How many lines hold the string "futures"? Reply with the number alone.

(Source data)
↓↓↓
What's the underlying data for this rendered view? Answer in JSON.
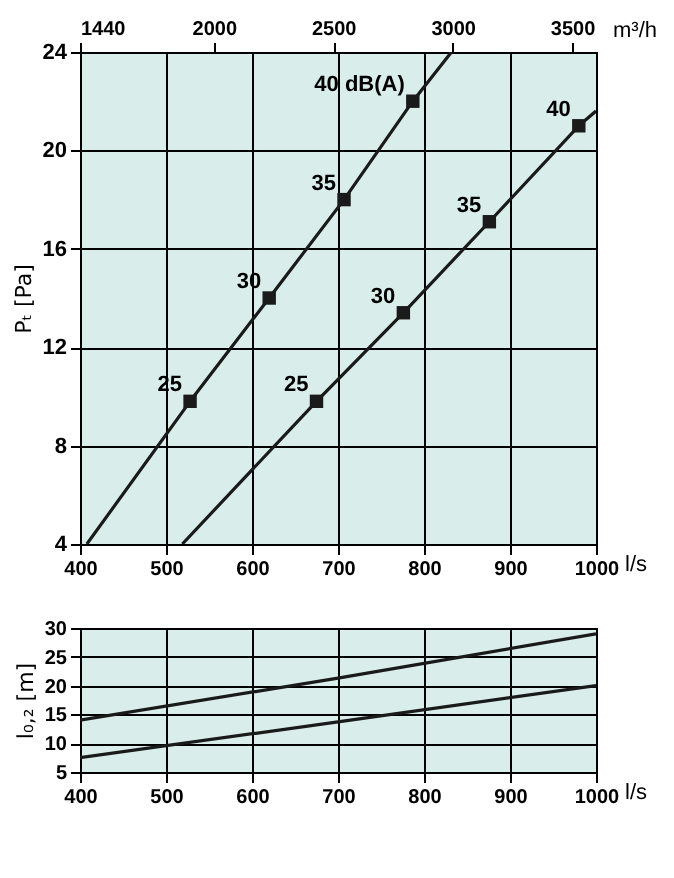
{
  "chart_data": [
    {
      "type": "line",
      "xlabel": "l/s",
      "ylabel": "Pₜ [Pa]",
      "x2label": "m³/h",
      "xlim": [
        400,
        1000
      ],
      "xticks": [
        400,
        500,
        600,
        700,
        800,
        900,
        1000
      ],
      "x2lim": [
        1440,
        3600
      ],
      "x2ticks": [
        1440,
        2000,
        2500,
        3000,
        3500
      ],
      "ylim": [
        4,
        24
      ],
      "yticks": [
        4,
        8,
        12,
        16,
        20,
        24
      ],
      "grid": true,
      "line_style": "solid",
      "series": [
        {
          "marker": "none",
          "color": "#1a1a1a",
          "x": [
            408,
            528,
            620,
            707,
            787,
            832
          ],
          "values": [
            4,
            9.8,
            14,
            18,
            22,
            24
          ]
        },
        {
          "marker": "none",
          "color": "#1a1a1a",
          "x": [
            519,
            675,
            776,
            876,
            980,
            1000
          ],
          "values": [
            4,
            9.8,
            13.4,
            17.1,
            21,
            21.6
          ]
        },
        {
          "type": "scatter",
          "marker": "square",
          "color": "#1a1a1a",
          "x": [
            528,
            620,
            707,
            787
          ],
          "values": [
            9.8,
            14,
            18,
            22
          ]
        },
        {
          "type": "scatter",
          "marker": "square",
          "color": "#1a1a1a",
          "x": [
            675,
            776,
            876,
            980
          ],
          "values": [
            9.8,
            13.4,
            17.1,
            21
          ]
        }
      ],
      "annotations": [
        {
          "text": "25",
          "x": 528,
          "y": 9.8
        },
        {
          "text": "30",
          "x": 620,
          "y": 14
        },
        {
          "text": "35",
          "x": 707,
          "y": 18
        },
        {
          "text": "40 dB(A)",
          "x": 787,
          "y": 22
        },
        {
          "text": "25",
          "x": 675,
          "y": 9.8
        },
        {
          "text": "30",
          "x": 776,
          "y": 13.4
        },
        {
          "text": "35",
          "x": 876,
          "y": 17.1
        },
        {
          "text": "40",
          "x": 980,
          "y": 21
        }
      ]
    },
    {
      "type": "line",
      "xlabel": "l/s",
      "ylabel": "l₀,₂ [m]",
      "xlim": [
        400,
        1000
      ],
      "xticks": [
        400,
        500,
        600,
        700,
        800,
        900,
        1000
      ],
      "ylim": [
        5,
        30
      ],
      "yticks": [
        5,
        10,
        15,
        20,
        25,
        30
      ],
      "grid": true,
      "line_style": "solid",
      "series": [
        {
          "marker": "none",
          "color": "#1a1a1a",
          "x": [
            400,
            700,
            1000
          ],
          "values": [
            14,
            21.3,
            29
          ]
        },
        {
          "marker": "none",
          "color": "#1a1a1a",
          "x": [
            400,
            700,
            1000
          ],
          "values": [
            7.5,
            13.7,
            20
          ]
        }
      ]
    }
  ]
}
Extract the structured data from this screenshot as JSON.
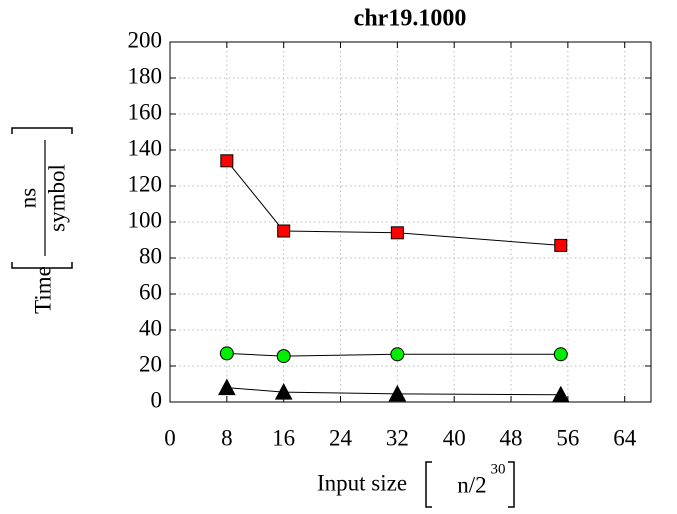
{
  "chart_data": {
    "type": "line",
    "title": "chr19.1000",
    "x_label": {
      "text": "Input size",
      "unit_base": "n/2",
      "unit_exp": "30"
    },
    "y_label": {
      "text": "Time",
      "unit_num": "ns",
      "unit_den": "symbol"
    },
    "series": [
      {
        "color": "#ff0000",
        "marker": "square",
        "x": [
          8,
          16,
          32,
          55
        ],
        "values": [
          134,
          95,
          94,
          87
        ]
      },
      {
        "color": "#00ee00",
        "marker": "circle",
        "x": [
          8,
          16,
          32,
          55
        ],
        "values": [
          27,
          25.5,
          26.5,
          26.5
        ]
      },
      {
        "color": "#000000",
        "marker": "triangle",
        "x": [
          8,
          16,
          32,
          55
        ],
        "values": [
          8,
          5.5,
          4.5,
          4
        ]
      }
    ],
    "xlim": [
      0,
      67.7
    ],
    "xticks": [
      0,
      8,
      16,
      24,
      32,
      40,
      48,
      56,
      64
    ],
    "ylim": [
      0,
      200
    ],
    "yticks": [
      0,
      20,
      40,
      60,
      80,
      100,
      120,
      140,
      160,
      180,
      200
    ],
    "grid": true
  }
}
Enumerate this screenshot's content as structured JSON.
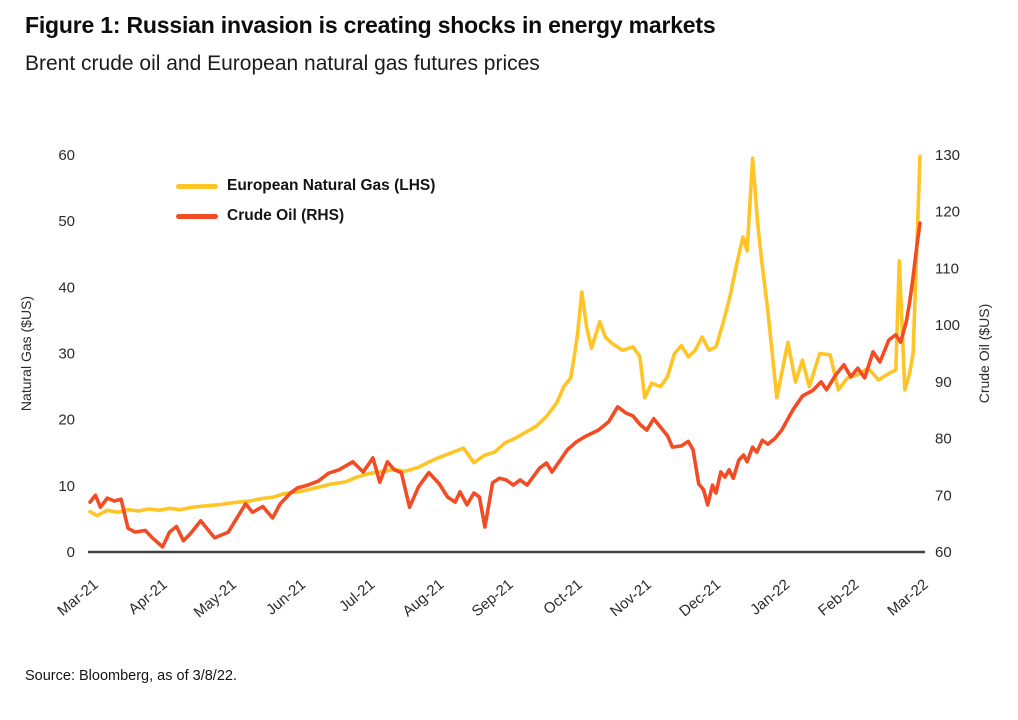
{
  "header": {
    "title": "Figure 1: Russian invasion is creating shocks in energy markets",
    "subtitle": "Brent crude oil and European natural gas futures prices"
  },
  "footer": {
    "source": "Source: Bloomberg, as of 3/8/22."
  },
  "chart_data": {
    "type": "line",
    "title": "Brent crude oil and European natural gas futures prices",
    "grid": false,
    "legend_position": "upper-left-inside",
    "x_tick_labels": [
      "Mar-21",
      "Apr-21",
      "May-21",
      "Jun-21",
      "Jul-21",
      "Aug-21",
      "Sep-21",
      "Oct-21",
      "Nov-21",
      "Dec-21",
      "Jan-22",
      "Feb-22",
      "Mar-22"
    ],
    "x_range_months": [
      0,
      12
    ],
    "left_axis": {
      "label": "Natural Gas ($US)",
      "ticks": [
        0,
        10,
        20,
        30,
        40,
        50,
        60
      ],
      "range": [
        0,
        60
      ]
    },
    "right_axis": {
      "label": "Crude Oil ($US)",
      "ticks": [
        60,
        70,
        80,
        90,
        100,
        110,
        120,
        130
      ],
      "range": [
        60,
        130
      ]
    },
    "axis_color": "#404040",
    "legend": [
      {
        "label": "European Natural Gas (LHS)",
        "color": "#FFC425"
      },
      {
        "label": "Crude Oil (RHS)",
        "color": "#F34B24"
      }
    ],
    "series": [
      {
        "name": "European Natural Gas (LHS)",
        "axis": "left",
        "color": "#FFC425",
        "points": [
          [
            0,
            6.1
          ],
          [
            0.1,
            5.5
          ],
          [
            0.25,
            6.3
          ],
          [
            0.4,
            6.0
          ],
          [
            0.55,
            6.4
          ],
          [
            0.7,
            6.2
          ],
          [
            0.85,
            6.5
          ],
          [
            1.0,
            6.3
          ],
          [
            1.15,
            6.6
          ],
          [
            1.3,
            6.4
          ],
          [
            1.5,
            6.8
          ],
          [
            1.7,
            7.0
          ],
          [
            1.9,
            7.2
          ],
          [
            2.1,
            7.5
          ],
          [
            2.3,
            7.7
          ],
          [
            2.5,
            8.1
          ],
          [
            2.65,
            8.3
          ],
          [
            2.8,
            8.8
          ],
          [
            3.0,
            9.1
          ],
          [
            3.15,
            9.4
          ],
          [
            3.3,
            9.8
          ],
          [
            3.5,
            10.3
          ],
          [
            3.7,
            10.6
          ],
          [
            3.85,
            11.3
          ],
          [
            4.05,
            11.9
          ],
          [
            4.25,
            12.2
          ],
          [
            4.4,
            12.5
          ],
          [
            4.55,
            12.2
          ],
          [
            4.75,
            12.8
          ],
          [
            4.9,
            13.6
          ],
          [
            5.05,
            14.3
          ],
          [
            5.2,
            14.9
          ],
          [
            5.4,
            15.7
          ],
          [
            5.55,
            13.5
          ],
          [
            5.7,
            14.6
          ],
          [
            5.85,
            15.1
          ],
          [
            6.0,
            16.5
          ],
          [
            6.15,
            17.2
          ],
          [
            6.3,
            18.1
          ],
          [
            6.45,
            19.0
          ],
          [
            6.6,
            20.5
          ],
          [
            6.75,
            22.6
          ],
          [
            6.85,
            25.0
          ],
          [
            6.95,
            26.3
          ],
          [
            7.0,
            29.5
          ],
          [
            7.05,
            33.0
          ],
          [
            7.11,
            39.3
          ],
          [
            7.18,
            34.0
          ],
          [
            7.25,
            30.8
          ],
          [
            7.37,
            34.8
          ],
          [
            7.45,
            32.5
          ],
          [
            7.55,
            31.5
          ],
          [
            7.7,
            30.5
          ],
          [
            7.85,
            31.0
          ],
          [
            7.95,
            29.5
          ],
          [
            8.02,
            23.3
          ],
          [
            8.12,
            25.5
          ],
          [
            8.25,
            25.0
          ],
          [
            8.35,
            26.5
          ],
          [
            8.45,
            30.0
          ],
          [
            8.55,
            31.2
          ],
          [
            8.65,
            29.5
          ],
          [
            8.75,
            30.5
          ],
          [
            8.85,
            32.5
          ],
          [
            8.95,
            30.5
          ],
          [
            9.05,
            31.0
          ],
          [
            9.15,
            34.5
          ],
          [
            9.25,
            38.5
          ],
          [
            9.35,
            43.5
          ],
          [
            9.44,
            47.6
          ],
          [
            9.5,
            45.5
          ],
          [
            9.58,
            59.5
          ],
          [
            9.65,
            50.0
          ],
          [
            9.71,
            44.1
          ],
          [
            9.8,
            36.5
          ],
          [
            9.93,
            23.3
          ],
          [
            10.09,
            31.7
          ],
          [
            10.2,
            25.7
          ],
          [
            10.3,
            29.0
          ],
          [
            10.4,
            25.0
          ],
          [
            10.55,
            30.0
          ],
          [
            10.7,
            29.8
          ],
          [
            10.82,
            24.5
          ],
          [
            10.95,
            26.3
          ],
          [
            11.1,
            26.8
          ],
          [
            11.25,
            27.8
          ],
          [
            11.4,
            26.0
          ],
          [
            11.55,
            27.0
          ],
          [
            11.65,
            27.5
          ],
          [
            11.7,
            44.0
          ],
          [
            11.78,
            24.5
          ],
          [
            11.85,
            27.0
          ],
          [
            11.9,
            30.0
          ],
          [
            12.0,
            59.8
          ]
        ]
      },
      {
        "name": "Crude Oil (RHS)",
        "axis": "right",
        "color": "#F34B24",
        "points": [
          [
            0,
            68.8
          ],
          [
            0.08,
            70.0
          ],
          [
            0.15,
            67.9
          ],
          [
            0.25,
            69.5
          ],
          [
            0.35,
            69.0
          ],
          [
            0.45,
            69.3
          ],
          [
            0.55,
            64.2
          ],
          [
            0.65,
            63.5
          ],
          [
            0.8,
            63.8
          ],
          [
            0.9,
            62.5
          ],
          [
            1.05,
            60.9
          ],
          [
            1.15,
            63.5
          ],
          [
            1.25,
            64.5
          ],
          [
            1.35,
            62.0
          ],
          [
            1.45,
            63.2
          ],
          [
            1.6,
            65.5
          ],
          [
            1.7,
            64.0
          ],
          [
            1.8,
            62.5
          ],
          [
            1.9,
            63.0
          ],
          [
            2.0,
            63.5
          ],
          [
            2.15,
            66.5
          ],
          [
            2.25,
            68.5
          ],
          [
            2.35,
            67.0
          ],
          [
            2.5,
            68.0
          ],
          [
            2.64,
            66.0
          ],
          [
            2.75,
            68.5
          ],
          [
            2.9,
            70.4
          ],
          [
            3.0,
            71.3
          ],
          [
            3.15,
            71.8
          ],
          [
            3.3,
            72.5
          ],
          [
            3.45,
            73.9
          ],
          [
            3.6,
            74.5
          ],
          [
            3.8,
            75.9
          ],
          [
            3.95,
            74.1
          ],
          [
            4.09,
            76.6
          ],
          [
            4.19,
            72.3
          ],
          [
            4.3,
            75.9
          ],
          [
            4.4,
            74.5
          ],
          [
            4.5,
            74.0
          ],
          [
            4.62,
            67.9
          ],
          [
            4.75,
            71.5
          ],
          [
            4.9,
            74.0
          ],
          [
            5.05,
            72.0
          ],
          [
            5.17,
            69.7
          ],
          [
            5.28,
            68.8
          ],
          [
            5.35,
            70.6
          ],
          [
            5.45,
            68.3
          ],
          [
            5.55,
            70.4
          ],
          [
            5.63,
            69.7
          ],
          [
            5.71,
            64.4
          ],
          [
            5.82,
            72.2
          ],
          [
            5.92,
            73.0
          ],
          [
            6.02,
            72.7
          ],
          [
            6.12,
            71.8
          ],
          [
            6.22,
            72.7
          ],
          [
            6.32,
            71.8
          ],
          [
            6.5,
            74.8
          ],
          [
            6.6,
            75.7
          ],
          [
            6.68,
            74.1
          ],
          [
            6.8,
            76.2
          ],
          [
            6.9,
            78.0
          ],
          [
            7.03,
            79.4
          ],
          [
            7.15,
            80.3
          ],
          [
            7.35,
            81.5
          ],
          [
            7.5,
            83.0
          ],
          [
            7.63,
            85.6
          ],
          [
            7.75,
            84.5
          ],
          [
            7.85,
            84.0
          ],
          [
            7.95,
            82.5
          ],
          [
            8.05,
            81.5
          ],
          [
            8.15,
            83.5
          ],
          [
            8.25,
            82.0
          ],
          [
            8.35,
            80.5
          ],
          [
            8.42,
            78.5
          ],
          [
            8.55,
            78.7
          ],
          [
            8.65,
            79.5
          ],
          [
            8.72,
            78.0
          ],
          [
            8.8,
            72.0
          ],
          [
            8.87,
            71.0
          ],
          [
            8.93,
            68.3
          ],
          [
            9.0,
            71.8
          ],
          [
            9.05,
            70.4
          ],
          [
            9.12,
            74.1
          ],
          [
            9.18,
            73.2
          ],
          [
            9.24,
            74.5
          ],
          [
            9.3,
            73.0
          ],
          [
            9.38,
            76.2
          ],
          [
            9.45,
            77.1
          ],
          [
            9.5,
            75.9
          ],
          [
            9.58,
            78.5
          ],
          [
            9.64,
            77.6
          ],
          [
            9.72,
            79.7
          ],
          [
            9.8,
            79.0
          ],
          [
            9.9,
            80.0
          ],
          [
            10.0,
            81.5
          ],
          [
            10.16,
            85.0
          ],
          [
            10.3,
            87.5
          ],
          [
            10.45,
            88.5
          ],
          [
            10.57,
            90.0
          ],
          [
            10.65,
            88.6
          ],
          [
            10.78,
            91.2
          ],
          [
            10.9,
            93.0
          ],
          [
            11.0,
            90.9
          ],
          [
            11.1,
            92.4
          ],
          [
            11.2,
            90.7
          ],
          [
            11.32,
            95.3
          ],
          [
            11.42,
            93.5
          ],
          [
            11.55,
            97.4
          ],
          [
            11.65,
            98.3
          ],
          [
            11.72,
            97.0
          ],
          [
            11.8,
            100.5
          ],
          [
            11.85,
            104.0
          ],
          [
            11.9,
            108.5
          ],
          [
            11.95,
            113.5
          ],
          [
            12.0,
            118.0
          ]
        ]
      }
    ]
  }
}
↑↑↑
*Correct result:* 2